REQUIREMENT: Provide only the number of lines in the listing that contain the string "more".

====== RECORDS FOR THIS TASK ======

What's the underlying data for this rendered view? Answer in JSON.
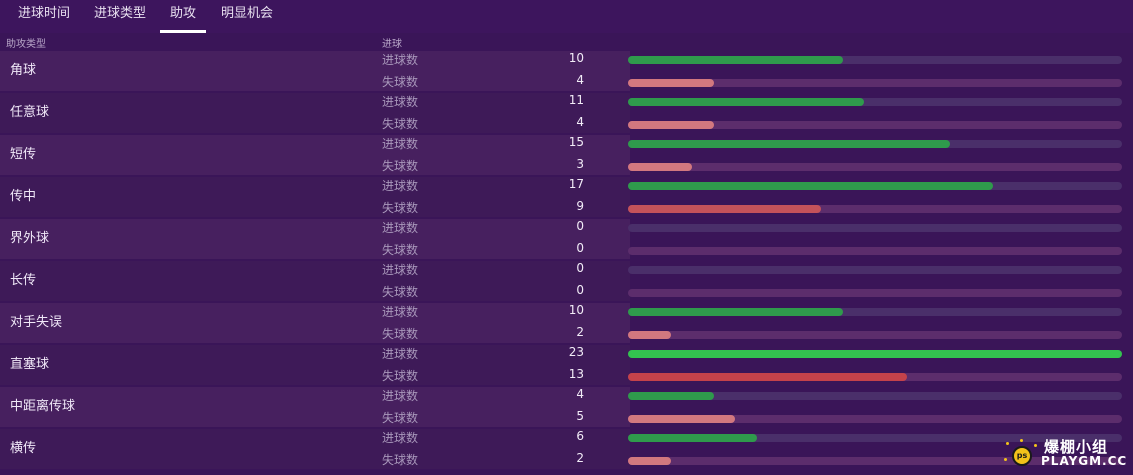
{
  "tabs": [
    {
      "label": "进球时间",
      "active": false
    },
    {
      "label": "进球类型",
      "active": false
    },
    {
      "label": "助攻",
      "active": true
    },
    {
      "label": "明显机会",
      "active": false
    }
  ],
  "headers": {
    "type": "助攻类型",
    "goals": "进球"
  },
  "labels": {
    "scored": "进球数",
    "conceded": "失球数"
  },
  "max_value": 23,
  "colors": {
    "scored_bar": "#2f9a4c",
    "scored_bar_max": "#33c24f",
    "conceded_bar": "#d2787f",
    "conceded_bar_high": "#c4525a",
    "conceded_bar_max": "#c5424a"
  },
  "rows": [
    {
      "type": "角球",
      "scored": 10,
      "conceded": 4
    },
    {
      "type": "任意球",
      "scored": 11,
      "conceded": 4
    },
    {
      "type": "短传",
      "scored": 15,
      "conceded": 3
    },
    {
      "type": "传中",
      "scored": 17,
      "conceded": 9
    },
    {
      "type": "界外球",
      "scored": 0,
      "conceded": 0
    },
    {
      "type": "长传",
      "scored": 0,
      "conceded": 0
    },
    {
      "type": "对手失误",
      "scored": 10,
      "conceded": 2
    },
    {
      "type": "直塞球",
      "scored": 23,
      "conceded": 13
    },
    {
      "type": "中距离传球",
      "scored": 4,
      "conceded": 5
    },
    {
      "type": "横传",
      "scored": 6,
      "conceded": 2
    }
  ],
  "watermark": {
    "line1": "爆棚小组",
    "line2": "PLAYGM.CC",
    "badge": "ps"
  }
}
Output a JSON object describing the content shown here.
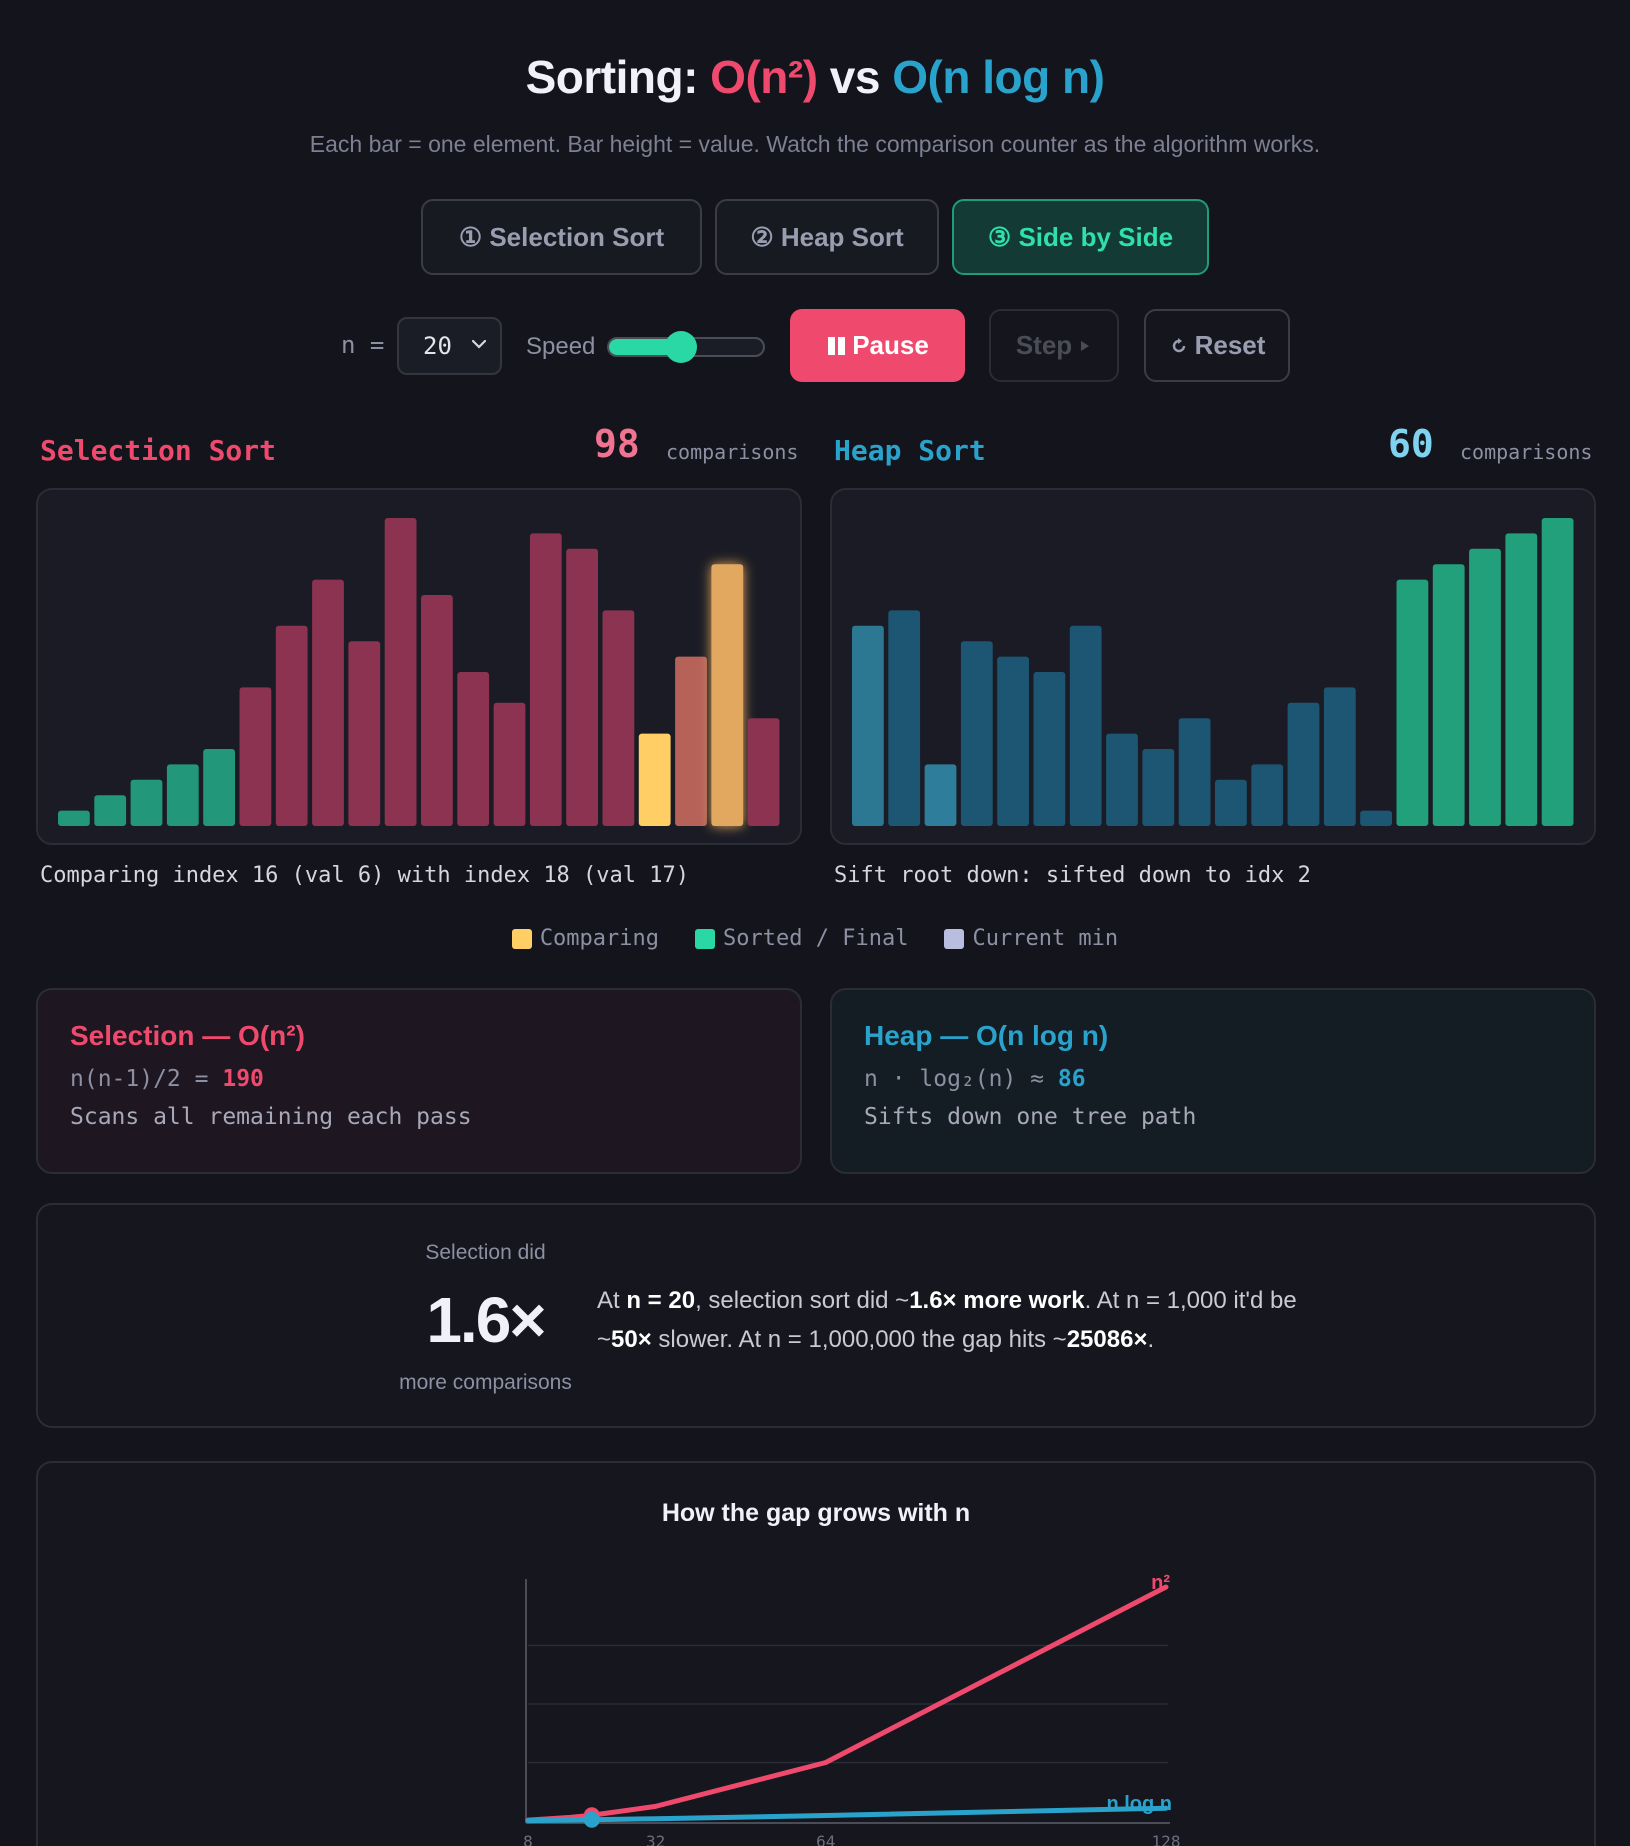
{
  "header": {
    "title_prefix": "Sorting:",
    "title_on2": "O(n²)",
    "title_vs": "vs",
    "title_onlogn": "O(n log n)",
    "subtitle": "Each bar = one element. Bar height = value. Watch the comparison counter as the algorithm works."
  },
  "tabs": [
    {
      "label": "① Selection Sort",
      "active": false
    },
    {
      "label": "② Heap Sort",
      "active": false
    },
    {
      "label": "③ Side by Side",
      "active": true
    }
  ],
  "controls": {
    "n_label": "n =",
    "n_value": "20",
    "speed_label": "Speed",
    "speed_fraction": 0.4,
    "pause_label": "Pause",
    "step_label": "Step",
    "reset_label": "Reset"
  },
  "selection": {
    "name": "Selection Sort",
    "comparisons": "98",
    "comparisons_label": "comparisons",
    "status": "Comparing index 16 (val 6) with index 18 (val 17)",
    "values": [
      1,
      2,
      3,
      4,
      5,
      9,
      13,
      16,
      12,
      20,
      15,
      10,
      8,
      19,
      18,
      14,
      6,
      11,
      17,
      7
    ],
    "states": [
      "sorted",
      "sorted",
      "sorted",
      "sorted",
      "sorted",
      "unsorted",
      "unsorted",
      "unsorted",
      "unsorted",
      "unsorted",
      "unsorted",
      "unsorted",
      "unsorted",
      "unsorted",
      "unsorted",
      "unsorted",
      "comparing",
      "min",
      "comparing",
      "unsorted"
    ],
    "info_title": "Selection — O(n²)",
    "info_formula": "n(n-1)/2 =",
    "info_value": "190",
    "info_desc": "Scans all remaining each pass"
  },
  "heap": {
    "name": "Heap Sort",
    "comparisons": "60",
    "comparisons_label": "comparisons",
    "status": "Sift root down: sifted down to idx 2",
    "values": [
      13,
      14,
      4,
      12,
      11,
      10,
      13,
      6,
      5,
      7,
      3,
      4,
      8,
      9,
      1,
      16,
      17,
      18,
      19,
      20
    ],
    "states": [
      "root",
      "heap",
      "child",
      "heap",
      "heap",
      "heap",
      "heap",
      "heap",
      "heap",
      "heap",
      "heap",
      "heap",
      "heap",
      "heap",
      "heap",
      "sorted",
      "sorted",
      "sorted",
      "sorted",
      "sorted"
    ],
    "info_title": "Heap — O(n log n)",
    "info_formula": "n · log₂(n) ≈",
    "info_value": "86",
    "info_desc": "Sifts down one tree path"
  },
  "legend": [
    {
      "label": "Comparing",
      "color": "#ffcf66"
    },
    {
      "label": "Sorted / Final",
      "color": "#2ad8a6"
    },
    {
      "label": "Current min",
      "color": "#b9bde0"
    }
  ],
  "colors": {
    "sel_unsorted": "#8b3350",
    "sel_sorted": "#23977a",
    "comparing": "#ffcf66",
    "comparing_orange": "#e3a85e",
    "current_min": "#b76259",
    "heap_bar": "#1d5672",
    "heap_root": "#2c7893",
    "heap_child": "#2e7d9a",
    "heap_sorted": "#22a07c",
    "accent_red": "#ef4a6d",
    "accent_blue": "#2aa3cc"
  },
  "ratio": {
    "top_label": "Selection did",
    "big": "1.6×",
    "bottom_label": "more comparisons",
    "d1": "At ",
    "d2": "n = 20",
    "d3": ", selection sort did ~",
    "d4": "1.6× more work",
    "d5": ". At n = 1,000 it'd be ~",
    "d6": "50×",
    "d7": " slower. At n = 1,000,000 the gap hits ~",
    "d8": "25086×",
    "d9": "."
  },
  "growth": {
    "title": "How the gap grows with n",
    "label_n2": "n²",
    "label_nlogn": "n log n"
  },
  "chart_data": {
    "type": "line",
    "title": "How the gap grows with n",
    "x": [
      8,
      16,
      20,
      32,
      64,
      128
    ],
    "x_ticks": [
      "8",
      "32",
      "64",
      "128"
    ],
    "series": [
      {
        "name": "n²",
        "values": [
          64,
          256,
          400,
          1024,
          4096,
          16384
        ]
      },
      {
        "name": "n log n",
        "values": [
          24,
          64,
          86,
          160,
          384,
          896
        ]
      }
    ],
    "current_n": 20,
    "xlim": [
      8,
      128
    ],
    "ylim": [
      0,
      16384
    ],
    "grid": true
  }
}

======

ANSWER TO THE TASK: 2